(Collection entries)

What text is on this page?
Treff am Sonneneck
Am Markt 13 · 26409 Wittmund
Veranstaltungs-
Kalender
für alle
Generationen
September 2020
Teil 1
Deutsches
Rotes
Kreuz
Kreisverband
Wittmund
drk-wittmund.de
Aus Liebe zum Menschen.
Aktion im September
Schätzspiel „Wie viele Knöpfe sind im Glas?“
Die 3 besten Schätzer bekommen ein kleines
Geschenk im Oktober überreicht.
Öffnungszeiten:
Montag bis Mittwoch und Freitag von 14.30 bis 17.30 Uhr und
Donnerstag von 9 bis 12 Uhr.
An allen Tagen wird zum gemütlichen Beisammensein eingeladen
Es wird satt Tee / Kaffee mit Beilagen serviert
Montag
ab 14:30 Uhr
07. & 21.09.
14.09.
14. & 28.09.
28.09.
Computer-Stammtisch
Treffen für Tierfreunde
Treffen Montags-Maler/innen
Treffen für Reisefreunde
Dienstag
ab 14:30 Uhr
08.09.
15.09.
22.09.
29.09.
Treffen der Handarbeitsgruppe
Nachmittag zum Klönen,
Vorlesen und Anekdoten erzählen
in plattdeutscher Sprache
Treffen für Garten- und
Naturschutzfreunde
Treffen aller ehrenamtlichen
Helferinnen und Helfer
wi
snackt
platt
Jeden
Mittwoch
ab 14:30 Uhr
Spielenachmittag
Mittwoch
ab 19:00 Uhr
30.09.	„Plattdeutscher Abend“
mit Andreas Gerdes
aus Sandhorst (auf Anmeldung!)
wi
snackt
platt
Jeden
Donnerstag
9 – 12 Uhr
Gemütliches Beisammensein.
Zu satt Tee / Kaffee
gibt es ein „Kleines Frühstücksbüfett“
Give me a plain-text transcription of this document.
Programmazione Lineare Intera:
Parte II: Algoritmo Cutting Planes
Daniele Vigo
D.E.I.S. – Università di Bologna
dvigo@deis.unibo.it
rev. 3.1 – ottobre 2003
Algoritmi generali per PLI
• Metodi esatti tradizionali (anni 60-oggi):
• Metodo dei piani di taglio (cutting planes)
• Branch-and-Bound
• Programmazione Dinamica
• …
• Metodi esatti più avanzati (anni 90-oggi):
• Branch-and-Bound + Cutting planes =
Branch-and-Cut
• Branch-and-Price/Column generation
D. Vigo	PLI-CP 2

▸ **Exercise description**
Show each line of the listing that holds the string "Bound".

▸ **Completed task**
• Branch-and-Bound
• Branch-and-Bound + Cutting planes =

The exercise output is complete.